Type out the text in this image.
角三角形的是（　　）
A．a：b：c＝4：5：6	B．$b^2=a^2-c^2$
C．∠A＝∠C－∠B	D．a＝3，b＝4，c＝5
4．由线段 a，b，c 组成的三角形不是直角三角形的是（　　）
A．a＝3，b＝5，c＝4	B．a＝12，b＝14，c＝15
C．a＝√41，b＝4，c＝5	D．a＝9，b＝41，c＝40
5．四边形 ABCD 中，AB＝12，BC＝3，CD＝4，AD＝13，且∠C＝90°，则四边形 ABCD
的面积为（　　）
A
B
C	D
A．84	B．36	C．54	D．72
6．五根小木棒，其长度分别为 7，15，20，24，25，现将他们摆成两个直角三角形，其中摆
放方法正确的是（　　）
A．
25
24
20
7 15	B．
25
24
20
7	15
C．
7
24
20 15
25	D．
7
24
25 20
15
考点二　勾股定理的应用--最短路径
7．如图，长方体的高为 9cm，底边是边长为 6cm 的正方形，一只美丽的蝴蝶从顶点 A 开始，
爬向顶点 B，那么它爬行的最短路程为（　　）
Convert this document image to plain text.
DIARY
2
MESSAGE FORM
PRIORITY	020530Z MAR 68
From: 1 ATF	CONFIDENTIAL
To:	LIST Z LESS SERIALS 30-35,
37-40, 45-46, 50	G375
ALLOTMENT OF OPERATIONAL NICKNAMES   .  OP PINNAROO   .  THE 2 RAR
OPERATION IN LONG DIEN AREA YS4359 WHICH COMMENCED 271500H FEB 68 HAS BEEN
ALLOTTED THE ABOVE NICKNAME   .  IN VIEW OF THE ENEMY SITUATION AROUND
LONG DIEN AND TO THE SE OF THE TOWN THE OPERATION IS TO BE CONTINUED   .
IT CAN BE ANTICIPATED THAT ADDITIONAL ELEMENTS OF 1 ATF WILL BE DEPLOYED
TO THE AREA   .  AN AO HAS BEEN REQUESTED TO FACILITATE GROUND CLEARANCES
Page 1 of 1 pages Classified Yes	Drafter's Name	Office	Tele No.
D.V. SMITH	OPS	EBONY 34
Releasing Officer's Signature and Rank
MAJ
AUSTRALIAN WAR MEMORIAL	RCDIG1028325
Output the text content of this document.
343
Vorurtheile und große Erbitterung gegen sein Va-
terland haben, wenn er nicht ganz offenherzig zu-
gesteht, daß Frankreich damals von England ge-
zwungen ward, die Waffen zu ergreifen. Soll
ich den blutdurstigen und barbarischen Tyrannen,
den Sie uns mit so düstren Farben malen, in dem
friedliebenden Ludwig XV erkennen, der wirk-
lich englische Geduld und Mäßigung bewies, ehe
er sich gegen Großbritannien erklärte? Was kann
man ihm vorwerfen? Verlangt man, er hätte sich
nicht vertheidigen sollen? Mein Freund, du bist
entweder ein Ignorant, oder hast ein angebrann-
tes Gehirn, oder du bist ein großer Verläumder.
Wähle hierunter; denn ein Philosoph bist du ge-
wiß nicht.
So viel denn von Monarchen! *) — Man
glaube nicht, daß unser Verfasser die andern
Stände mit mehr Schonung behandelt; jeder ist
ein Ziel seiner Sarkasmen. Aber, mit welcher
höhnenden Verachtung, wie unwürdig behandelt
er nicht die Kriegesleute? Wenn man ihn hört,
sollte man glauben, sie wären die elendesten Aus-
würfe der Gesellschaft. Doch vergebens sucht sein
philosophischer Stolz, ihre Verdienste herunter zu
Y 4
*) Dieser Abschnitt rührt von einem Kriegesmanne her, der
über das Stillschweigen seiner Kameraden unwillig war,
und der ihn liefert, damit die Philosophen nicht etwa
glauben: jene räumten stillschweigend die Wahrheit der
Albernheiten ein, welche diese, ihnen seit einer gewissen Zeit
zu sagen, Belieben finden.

====

Repeat the listing above without any change.

Type out the text in this image.
角三角形的是（　　）
A．a：b：c＝4：5：6	B．$b^2=a^2-c^2$
C．∠A＝∠C－∠B	D．a＝3，b＝4，c＝5
4．由线段 a，b，c 组成的三角形不是直角三角形的是（　　）
A．a＝3，b＝5，c＝4	B．a＝12，b＝14，c＝15
C．a＝√41，b＝4，c＝5	D．a＝9，b＝41，c＝40
5．四边形 ABCD 中，AB＝12，BC＝3，CD＝4，AD＝13，且∠C＝90°，则四边形 ABCD
的面积为（　　）
A
B
C	D
A．84	B．36	C．54	D．72
6．五根小木棒，其长度分别为 7，15，20，24，25，现将他们摆成两个直角三角形，其中摆
放方法正确的是（　　）
A．
25
24
20
7 15	B．
25
24
20
7	15
C．
7
24
20 15
25	D．
7
24
25 20
15
考点二　勾股定理的应用--最短路径
7．如图，长方体的高为 9cm，底边是边长为 6cm 的正方形，一只美丽的蝴蝶从顶点 A 开始，
爬向顶点 B，那么它爬行的最短路程为（　　）
Convert this document image to plain text.
DIARY
2
MESSAGE FORM
PRIORITY	020530Z MAR 68
From: 1 ATF	CONFIDENTIAL
To:	LIST Z LESS SERIALS 30-35,
37-40, 45-46, 50	G375
ALLOTMENT OF OPERATIONAL NICKNAMES   .  OP PINNAROO   .  THE 2 RAR
OPERATION IN LONG DIEN AREA YS4359 WHICH COMMENCED 271500H FEB 68 HAS BEEN
ALLOTTED THE ABOVE NICKNAME   .  IN VIEW OF THE ENEMY SITUATION AROUND
LONG DIEN AND TO THE SE OF THE TOWN THE OPERATION IS TO BE CONTINUED   .
IT CAN BE ANTICIPATED THAT ADDITIONAL ELEMENTS OF 1 ATF WILL BE DEPLOYED
TO THE AREA   .  AN AO HAS BEEN REQUESTED TO FACILITATE GROUND CLEARANCES
Page 1 of 1 pages Classified Yes	Drafter's Name	Office	Tele No.
D.V. SMITH	OPS	EBONY 34
Releasing Officer's Signature and Rank
MAJ
AUSTRALIAN WAR MEMORIAL	RCDIG1028325
Output the text content of this document.
343
Vorurtheile und große Erbitterung gegen sein Va-
terland haben, wenn er nicht ganz offenherzig zu-
gesteht, daß Frankreich damals von England ge-
zwungen ward, die Waffen zu ergreifen. Soll
ich den blutdurstigen und barbarischen Tyrannen,
den Sie uns mit so düstren Farben malen, in dem
friedliebenden Ludwig XV erkennen, der wirk-
lich englische Geduld und Mäßigung bewies, ehe
er sich gegen Großbritannien erklärte? Was kann
man ihm vorwerfen? Verlangt man, er hätte sich
nicht vertheidigen sollen? Mein Freund, du bist
entweder ein Ignorant, oder hast ein angebrann-
tes Gehirn, oder du bist ein großer Verläumder.
Wähle hierunter; denn ein Philosoph bist du ge-
wiß nicht.
So viel denn von Monarchen! *) — Man
glaube nicht, daß unser Verfasser die andern
Stände mit mehr Schonung behandelt; jeder ist
ein Ziel seiner Sarkasmen. Aber, mit welcher
höhnenden Verachtung, wie unwürdig behandelt
er nicht die Kriegesleute? Wenn man ihn hört,
sollte man glauben, sie wären die elendesten Aus-
würfe der Gesellschaft. Doch vergebens sucht sein
philosophischer Stolz, ihre Verdienste herunter zu
Y 4
*) Dieser Abschnitt rührt von einem Kriegesmanne her, der
über das Stillschweigen seiner Kameraden unwillig war,
und der ihn liefert, damit die Philosophen nicht etwa
glauben: jene räumten stillschweigend die Wahrheit der
Albernheiten ein, welche diese, ihnen seit einer gewissen Zeit
zu sagen, Belieben finden.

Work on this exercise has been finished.